WHAT IS EXPECTED —
Return the whole listing, line for line, without the pictures in it.

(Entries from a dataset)
^^^^^^^^^^^^^^^^
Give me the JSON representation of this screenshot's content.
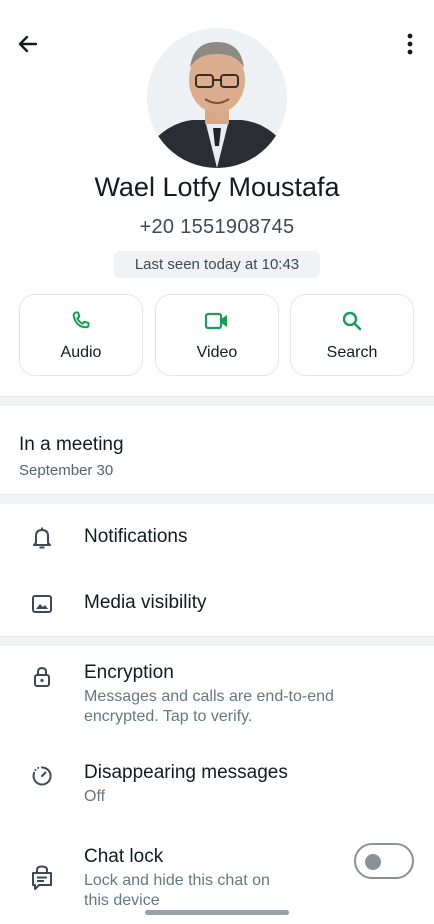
{
  "header": {
    "back_icon": "arrow-left-icon",
    "more_icon": "more-vertical-icon"
  },
  "contact": {
    "name": "Wael Lotfy Moustafa",
    "phone": "+20 1551908745",
    "last_seen": "Last seen today at 10:43"
  },
  "actions": [
    {
      "label": "Audio",
      "icon": "phone-icon"
    },
    {
      "label": "Video",
      "icon": "video-camera-icon"
    },
    {
      "label": "Search",
      "icon": "search-icon"
    }
  ],
  "about": {
    "text": "In a meeting",
    "date": "September 30"
  },
  "settings": {
    "notifications": {
      "title": "Notifications",
      "icon": "bell-icon"
    },
    "media_visibility": {
      "title": "Media visibility",
      "icon": "image-icon"
    },
    "encryption": {
      "title": "Encryption",
      "subtitle_line1": "Messages and calls are end-to-end",
      "subtitle_line2": "encrypted. Tap to verify.",
      "icon": "lock-icon"
    },
    "disappearing": {
      "title": "Disappearing messages",
      "subtitle": "Off",
      "icon": "timer-icon"
    },
    "chat_lock": {
      "title": "Chat lock",
      "subtitle_line1": "Lock and hide this chat on",
      "subtitle_line2": "this device",
      "icon": "chat-lock-icon",
      "enabled": false
    }
  },
  "colors": {
    "accent": "#1c9d55",
    "text_primary": "#111b21",
    "text_secondary": "#667781"
  }
}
^^^^^^^^^^^^^^^^
FULL SOLUTION —
Give me the JSON representation of this screenshot's content.
{
  "header": {
    "back_icon": "arrow-left-icon",
    "more_icon": "more-vertical-icon"
  },
  "contact": {
    "name": "Wael Lotfy Moustafa",
    "phone": "+20 1551908745",
    "last_seen": "Last seen today at 10:43"
  },
  "actions": [
    {
      "label": "Audio",
      "icon": "phone-icon"
    },
    {
      "label": "Video",
      "icon": "video-camera-icon"
    },
    {
      "label": "Search",
      "icon": "search-icon"
    }
  ],
  "about": {
    "text": "In a meeting",
    "date": "September 30"
  },
  "settings": {
    "notifications": {
      "title": "Notifications",
      "icon": "bell-icon"
    },
    "media_visibility": {
      "title": "Media visibility",
      "icon": "image-icon"
    },
    "encryption": {
      "title": "Encryption",
      "subtitle_line1": "Messages and calls are end-to-end",
      "subtitle_line2": "encrypted. Tap to verify.",
      "icon": "lock-icon"
    },
    "disappearing": {
      "title": "Disappearing messages",
      "subtitle": "Off",
      "icon": "timer-icon"
    },
    "chat_lock": {
      "title": "Chat lock",
      "subtitle_line1": "Lock and hide this chat on",
      "subtitle_line2": "this device",
      "icon": "chat-lock-icon",
      "enabled": false
    }
  },
  "colors": {
    "accent": "#1c9d55",
    "text_primary": "#111b21",
    "text_secondary": "#667781"
  }
}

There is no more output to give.